> Request
Search the data below for the string "JSON". Extract every line that contains it.

── Records supplied

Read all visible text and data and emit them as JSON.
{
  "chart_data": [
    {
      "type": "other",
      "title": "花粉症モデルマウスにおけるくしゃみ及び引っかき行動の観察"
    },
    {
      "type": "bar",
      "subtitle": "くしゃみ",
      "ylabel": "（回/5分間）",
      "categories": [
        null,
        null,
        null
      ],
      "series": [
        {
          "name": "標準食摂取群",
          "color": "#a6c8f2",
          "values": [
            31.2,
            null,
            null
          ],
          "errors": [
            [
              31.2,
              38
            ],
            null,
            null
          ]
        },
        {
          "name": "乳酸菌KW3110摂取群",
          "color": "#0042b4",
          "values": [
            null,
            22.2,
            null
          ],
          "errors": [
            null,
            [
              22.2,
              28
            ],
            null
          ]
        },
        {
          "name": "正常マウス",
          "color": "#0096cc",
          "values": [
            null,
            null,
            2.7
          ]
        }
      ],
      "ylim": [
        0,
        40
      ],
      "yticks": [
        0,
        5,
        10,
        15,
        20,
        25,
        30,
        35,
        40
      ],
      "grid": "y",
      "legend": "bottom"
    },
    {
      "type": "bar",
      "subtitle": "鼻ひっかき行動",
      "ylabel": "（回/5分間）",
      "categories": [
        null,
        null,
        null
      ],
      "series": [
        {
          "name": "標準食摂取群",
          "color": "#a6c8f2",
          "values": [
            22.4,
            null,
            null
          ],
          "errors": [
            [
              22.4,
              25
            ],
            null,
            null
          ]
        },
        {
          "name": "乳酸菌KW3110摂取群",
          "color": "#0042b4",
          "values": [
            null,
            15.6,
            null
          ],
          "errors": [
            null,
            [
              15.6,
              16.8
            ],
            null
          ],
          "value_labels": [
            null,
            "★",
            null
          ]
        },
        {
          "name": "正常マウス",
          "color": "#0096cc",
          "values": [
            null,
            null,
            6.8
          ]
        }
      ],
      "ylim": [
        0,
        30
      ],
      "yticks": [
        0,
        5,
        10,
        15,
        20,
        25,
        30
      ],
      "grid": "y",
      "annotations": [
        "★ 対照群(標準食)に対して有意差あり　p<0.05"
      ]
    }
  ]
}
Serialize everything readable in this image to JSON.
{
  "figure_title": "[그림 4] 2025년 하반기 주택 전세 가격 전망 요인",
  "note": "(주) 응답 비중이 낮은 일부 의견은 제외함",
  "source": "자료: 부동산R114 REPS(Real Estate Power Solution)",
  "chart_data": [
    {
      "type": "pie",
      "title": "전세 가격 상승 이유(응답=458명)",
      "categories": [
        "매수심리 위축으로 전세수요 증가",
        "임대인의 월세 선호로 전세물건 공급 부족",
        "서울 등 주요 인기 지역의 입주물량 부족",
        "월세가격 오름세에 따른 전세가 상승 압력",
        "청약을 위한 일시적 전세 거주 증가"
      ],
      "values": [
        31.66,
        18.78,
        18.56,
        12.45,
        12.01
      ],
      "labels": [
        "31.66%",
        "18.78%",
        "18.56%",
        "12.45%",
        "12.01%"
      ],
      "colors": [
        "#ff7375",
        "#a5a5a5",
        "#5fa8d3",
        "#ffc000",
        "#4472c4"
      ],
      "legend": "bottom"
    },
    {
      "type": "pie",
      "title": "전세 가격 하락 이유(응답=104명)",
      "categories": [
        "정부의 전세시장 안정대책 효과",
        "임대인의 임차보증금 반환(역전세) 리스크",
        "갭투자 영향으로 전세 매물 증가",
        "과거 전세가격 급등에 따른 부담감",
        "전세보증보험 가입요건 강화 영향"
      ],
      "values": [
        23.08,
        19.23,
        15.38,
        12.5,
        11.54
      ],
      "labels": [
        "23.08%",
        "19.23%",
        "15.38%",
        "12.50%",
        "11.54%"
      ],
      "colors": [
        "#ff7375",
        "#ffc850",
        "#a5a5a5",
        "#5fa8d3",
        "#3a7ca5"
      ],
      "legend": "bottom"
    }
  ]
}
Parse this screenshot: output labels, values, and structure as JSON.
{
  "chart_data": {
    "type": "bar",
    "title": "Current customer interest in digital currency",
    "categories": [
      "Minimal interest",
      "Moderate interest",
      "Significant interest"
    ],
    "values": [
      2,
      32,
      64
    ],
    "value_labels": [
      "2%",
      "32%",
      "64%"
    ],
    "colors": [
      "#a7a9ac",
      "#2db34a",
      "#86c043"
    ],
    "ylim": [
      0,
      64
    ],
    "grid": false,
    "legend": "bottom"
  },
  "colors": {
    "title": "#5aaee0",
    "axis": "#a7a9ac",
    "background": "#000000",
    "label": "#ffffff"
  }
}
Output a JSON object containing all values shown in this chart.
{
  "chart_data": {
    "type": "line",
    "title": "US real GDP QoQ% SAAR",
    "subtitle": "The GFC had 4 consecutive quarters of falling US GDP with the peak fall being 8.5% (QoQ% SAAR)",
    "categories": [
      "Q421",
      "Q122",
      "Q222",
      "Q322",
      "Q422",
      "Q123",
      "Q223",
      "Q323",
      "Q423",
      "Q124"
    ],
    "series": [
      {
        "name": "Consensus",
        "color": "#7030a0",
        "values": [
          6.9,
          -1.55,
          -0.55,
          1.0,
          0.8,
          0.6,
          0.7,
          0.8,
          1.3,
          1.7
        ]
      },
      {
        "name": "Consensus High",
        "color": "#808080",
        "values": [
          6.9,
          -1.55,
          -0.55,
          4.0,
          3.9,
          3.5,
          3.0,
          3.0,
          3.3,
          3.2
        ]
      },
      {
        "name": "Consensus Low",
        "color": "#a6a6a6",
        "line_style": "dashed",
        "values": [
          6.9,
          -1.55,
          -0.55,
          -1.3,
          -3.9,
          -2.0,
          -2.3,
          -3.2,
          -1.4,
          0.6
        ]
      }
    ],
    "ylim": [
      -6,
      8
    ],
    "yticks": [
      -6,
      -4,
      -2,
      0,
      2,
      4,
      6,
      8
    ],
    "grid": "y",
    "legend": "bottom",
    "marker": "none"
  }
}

────

> Full response
Read all visible text and data and emit them as JSON.
Serialize everything readable in this image to JSON.
Parse this screenshot: output labels, values, and structure as JSON.
Output a JSON object containing all values shown in this chart.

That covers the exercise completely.